Start of Dataset records

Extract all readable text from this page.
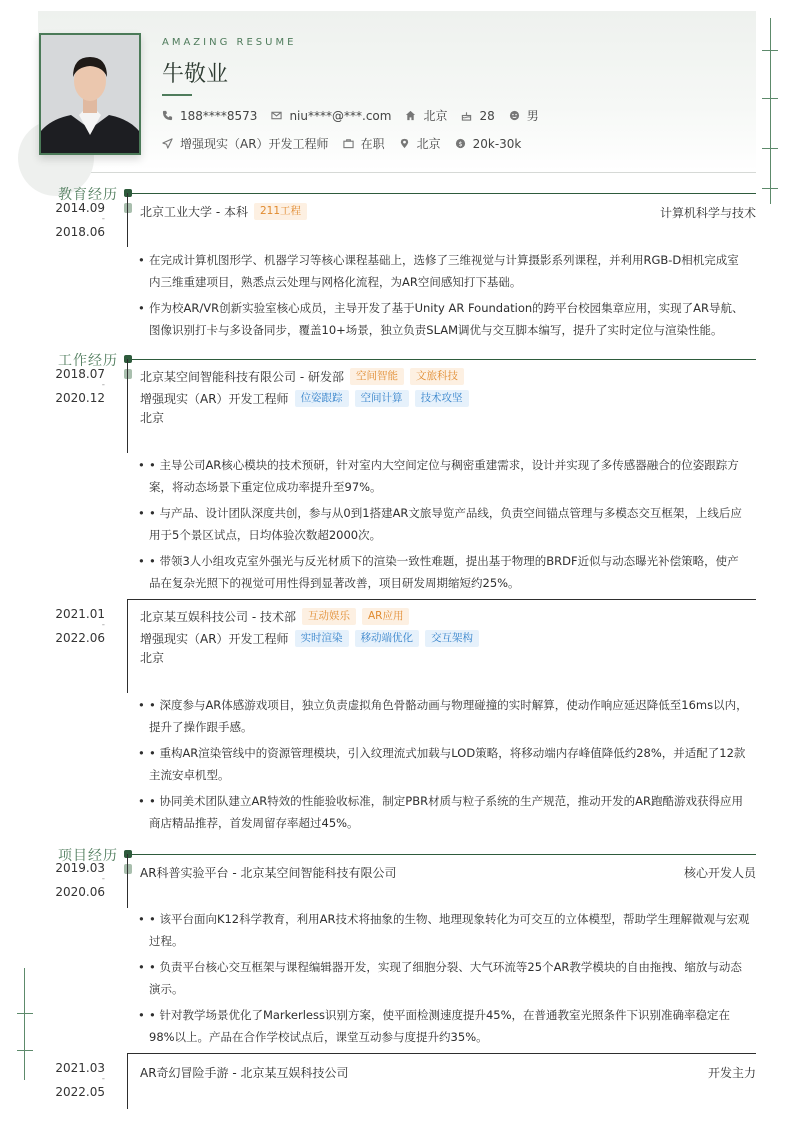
AMAZING RESUME
牛敬业
188****8573	niu****@***.com	北京	28	男
增强现实（AR）开发工程师	在职	北京 $ 20k-30k
教育经历
2014.09
-
2018.06
北京工业大学 - 本科	211工程	计算机科学与技术
• 在完成计算机图形学、机器学习等核心课程基础上，选修了三维视觉与计算摄影系列课程，并利用RGB-D相机完成室内三维重建项目，熟悉点云处理与网格化流程，为AR空间感知打下基础。
• 作为校AR/VR创新实验室核心成员，主导开发了基于Unity AR Foundation的跨平台校园集章应用，实现了AR导航、图像识别打卡与多设备同步，覆盖10+场景，独立负责SLAM调优与交互脚本编写，提升了实时定位与渲染性能。
工作经历
2018.07
-
2020.12
北京某空间智能科技有限公司 - 研发部	空间智能	文旅科技
增强现实（AR）开发工程师	位姿跟踪	空间计算	技术攻坚
北京
• • 主导公司AR核心模块的技术预研，针对室内大空间定位与稠密重建需求，设计并实现了多传感器融合的位姿跟踪方案，将动态场景下重定位成功率提升至97%。
• • 与产品、设计团队深度共创，参与从0到1搭建AR文旅导览产品线，负责空间锚点管理与多模态交互框架，上线后应用于5个景区试点，日均体验次数超2000次。
• • 带领3人小组攻克室外强光与反光材质下的渲染一致性难题，提出基于物理的BRDF近似与动态曝光补偿策略，使产品在复杂光照下的视觉可用性得到显著改善，项目研发周期缩短约25%。
2021.01
-
2022.06
北京某互娱科技公司 - 技术部	互动娱乐	AR应用
增强现实（AR）开发工程师	实时渲染	移动端优化	交互架构
北京
• • 深度参与AR体感游戏项目，独立负责虚拟角色骨骼动画与物理碰撞的实时解算，使动作响应延迟降低至16ms以内，提升了操作跟手感。
• • 重构AR渲染管线中的资源管理模块，引入纹理流式加载与LOD策略，将移动端内存峰值降低约28%，并适配了12款主流安卓机型。
• • 协同美术团队建立AR特效的性能验收标准，制定PBR材质与粒子系统的生产规范，推动开发的AR跑酷游戏获得应用商店精品推荐，首发周留存率超过45%。
项目经历
2019.03
-
2020.06
AR科普实验平台 - 北京某空间智能科技有限公司	核心开发人员
• • 该平台面向K12科学教育，利用AR技术将抽象的生物、地理现象转化为可交互的立体模型，帮助学生理解微观与宏观过程。
• • 负责平台核心交互框架与课程编辑器开发，实现了细胞分裂、大气环流等25个AR教学模块的自由拖拽、缩放与动态演示。
• • 针对教学场景优化了Markerless识别方案，使平面检测速度提升45%，在普通教室光照条件下识别准确率稳定在98%以上。产品在合作学校试点后，课堂互动参与度提升约35%。
2021.03
-
2022.05
AR奇幻冒险手游 - 北京某互娱科技公司	开发主力
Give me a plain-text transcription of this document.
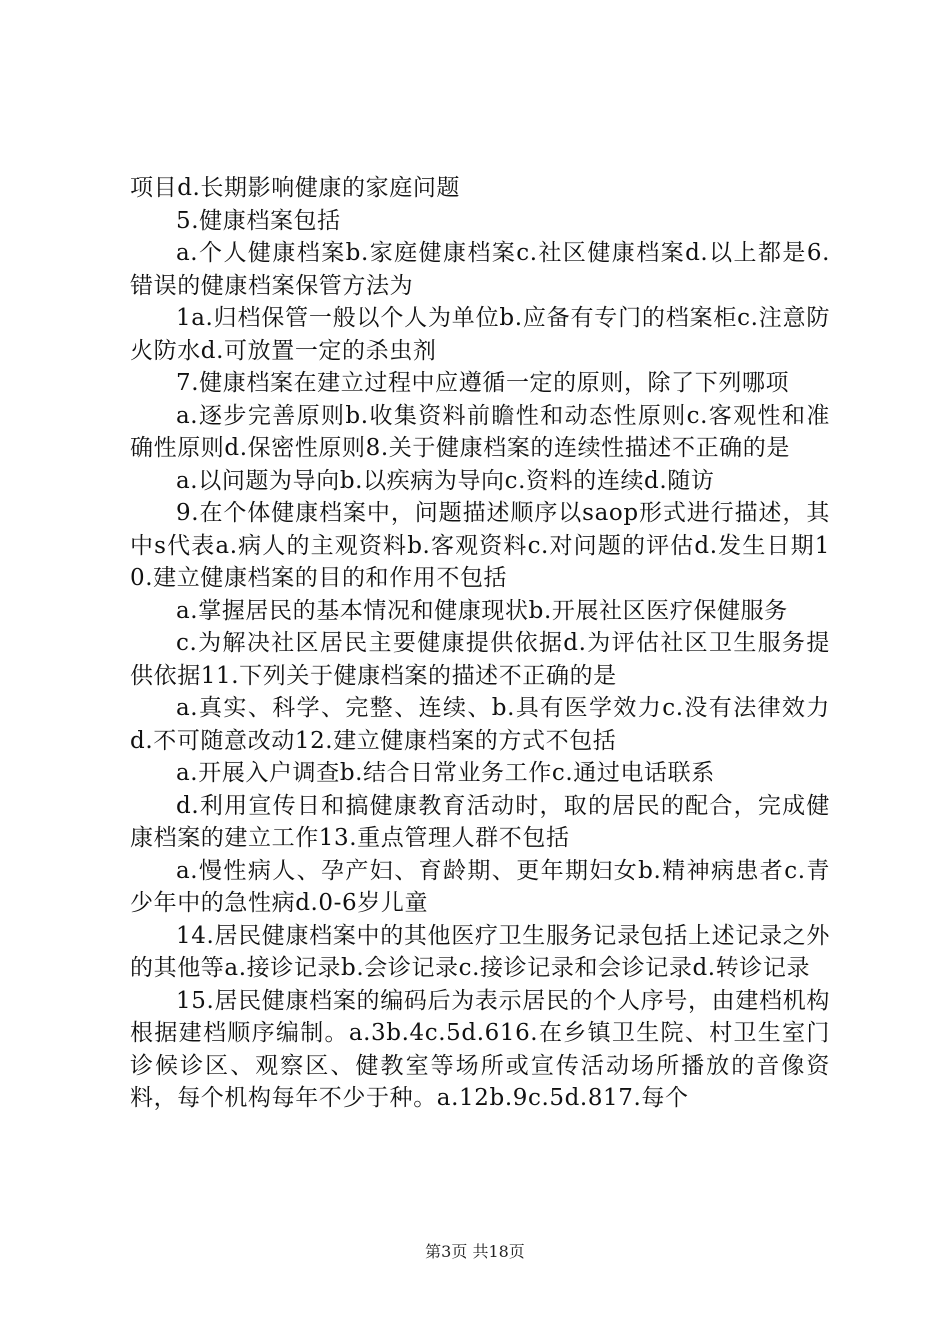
项目d.长期影响健康的家庭问题

5.健康档案包括

a.个人健康档案b.家庭健康档案c.社区健康档案d.以上都是6.错误的健康档案保管方法为

1a.归档保管一般以个人为单位b.应备有专门的档案柜c.注意防火防水d.可放置一定的杀虫剂

7.健康档案在建立过程中应遵循一定的原则，除了下列哪项

a.逐步完善原则b.收集资料前瞻性和动态性原则c.客观性和准确性原则d.保密性原则8.关于健康档案的连续性描述不正确的是

a.以问题为导向b.以疾病为导向c.资料的连续d.随访

9.在个体健康档案中，问题描述顺序以saop形式进行描述，其中s代表a.病人的主观资料b.客观资料c.对问题的评估d.发生日期10.建立健康档案的目的和作用不包括

a.掌握居民的基本情况和健康现状b.开展社区医疗保健服务

c.为解决社区居民主要健康提供依据d.为评估社区卫生服务提供依据11.下列关于健康档案的描述不正确的是

a.真实、科学、完整、连续、b.具有医学效力c.没有法律效力d.不可随意改动12.建立健康档案的方式不包括

a.开展入户调查b.结合日常业务工作c.通过电话联系

d.利用宣传日和搞健康教育活动时，取的居民的配合，完成健康档案的建立工作13.重点管理人群不包括

a.慢性病人、孕产妇、育龄期、更年期妇女b.精神病患者c.青少年中的急性病d.0-6岁儿童

14.居民健康档案中的其他医疗卫生服务记录包括上述记录之外的其他等a.接诊记录b.会诊记录c.接诊记录和会诊记录d.转诊记录

15.居民健康档案的编码后为表示居民的个人序号，由建档机构根据建档顺序编制。a.3b.4c.5d.616.在乡镇卫生院、村卫生室门诊候诊区、观察区、健教室等场所或宣传活动场所播放的音像资料，每个机构每年不少于种。a.12b.9c.5d.817.每个

第3页 共18页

End of Dataset records

**Your goal**:
Leave every image out, and retype the material exactly.

**Expected answer**:
Extract all readable text from this page.
AMAZING RESUME
牛敬业
188****8573	niu****@***.com	北京	28	男
增强现实（AR）开发工程师	在职	北京 $ 20k-30k
教育经历
2014.09
-
2018.06
北京工业大学 - 本科	211工程	计算机科学与技术
• 在完成计算机图形学、机器学习等核心课程基础上，选修了三维视觉与计算摄影系列课程，并利用RGB-D相机完成室内三维重建项目，熟悉点云处理与网格化流程，为AR空间感知打下基础。
• 作为校AR/VR创新实验室核心成员，主导开发了基于Unity AR Foundation的跨平台校园集章应用，实现了AR导航、图像识别打卡与多设备同步，覆盖10+场景，独立负责SLAM调优与交互脚本编写，提升了实时定位与渲染性能。
工作经历
2018.07
-
2020.12
北京某空间智能科技有限公司 - 研发部	空间智能	文旅科技
增强现实（AR）开发工程师	位姿跟踪	空间计算	技术攻坚
北京
• • 主导公司AR核心模块的技术预研，针对室内大空间定位与稠密重建需求，设计并实现了多传感器融合的位姿跟踪方案，将动态场景下重定位成功率提升至97%。
• • 与产品、设计团队深度共创，参与从0到1搭建AR文旅导览产品线，负责空间锚点管理与多模态交互框架，上线后应用于5个景区试点，日均体验次数超2000次。
• • 带领3人小组攻克室外强光与反光材质下的渲染一致性难题，提出基于物理的BRDF近似与动态曝光补偿策略，使产品在复杂光照下的视觉可用性得到显著改善，项目研发周期缩短约25%。
2021.01
-
2022.06
北京某互娱科技公司 - 技术部	互动娱乐	AR应用
增强现实（AR）开发工程师	实时渲染	移动端优化	交互架构
北京
• • 深度参与AR体感游戏项目，独立负责虚拟角色骨骼动画与物理碰撞的实时解算，使动作响应延迟降低至16ms以内，提升了操作跟手感。
• • 重构AR渲染管线中的资源管理模块，引入纹理流式加载与LOD策略，将移动端内存峰值降低约28%，并适配了12款主流安卓机型。
• • 协同美术团队建立AR特效的性能验收标准，制定PBR材质与粒子系统的生产规范，推动开发的AR跑酷游戏获得应用商店精品推荐，首发周留存率超过45%。
项目经历
2019.03
-
2020.06
AR科普实验平台 - 北京某空间智能科技有限公司	核心开发人员
• • 该平台面向K12科学教育，利用AR技术将抽象的生物、地理现象转化为可交互的立体模型，帮助学生理解微观与宏观过程。
• • 负责平台核心交互框架与课程编辑器开发，实现了细胞分裂、大气环流等25个AR教学模块的自由拖拽、缩放与动态演示。
• • 针对教学场景优化了Markerless识别方案，使平面检测速度提升45%，在普通教室光照条件下识别准确率稳定在98%以上。产品在合作学校试点后，课堂互动参与度提升约35%。
2021.03
-
2022.05
AR奇幻冒险手游 - 北京某互娱科技公司	开发主力
Give me a plain-text transcription of this document.
项目d.长期影响健康的家庭问题

5.健康档案包括

a.个人健康档案b.家庭健康档案c.社区健康档案d.以上都是6.错误的健康档案保管方法为

1a.归档保管一般以个人为单位b.应备有专门的档案柜c.注意防火防水d.可放置一定的杀虫剂

7.健康档案在建立过程中应遵循一定的原则，除了下列哪项

a.逐步完善原则b.收集资料前瞻性和动态性原则c.客观性和准确性原则d.保密性原则8.关于健康档案的连续性描述不正确的是

a.以问题为导向b.以疾病为导向c.资料的连续d.随访

9.在个体健康档案中，问题描述顺序以saop形式进行描述，其中s代表a.病人的主观资料b.客观资料c.对问题的评估d.发生日期10.建立健康档案的目的和作用不包括

a.掌握居民的基本情况和健康现状b.开展社区医疗保健服务

c.为解决社区居民主要健康提供依据d.为评估社区卫生服务提供依据11.下列关于健康档案的描述不正确的是

a.真实、科学、完整、连续、b.具有医学效力c.没有法律效力d.不可随意改动12.建立健康档案的方式不包括

a.开展入户调查b.结合日常业务工作c.通过电话联系

d.利用宣传日和搞健康教育活动时，取的居民的配合，完成健康档案的建立工作13.重点管理人群不包括

a.慢性病人、孕产妇、育龄期、更年期妇女b.精神病患者c.青少年中的急性病d.0-6岁儿童

14.居民健康档案中的其他医疗卫生服务记录包括上述记录之外的其他等a.接诊记录b.会诊记录c.接诊记录和会诊记录d.转诊记录

15.居民健康档案的编码后为表示居民的个人序号，由建档机构根据建档顺序编制。a.3b.4c.5d.616.在乡镇卫生院、村卫生室门诊候诊区、观察区、健教室等场所或宣传活动场所播放的音像资料，每个机构每年不少于种。a.12b.9c.5d.817.每个

第3页 共18页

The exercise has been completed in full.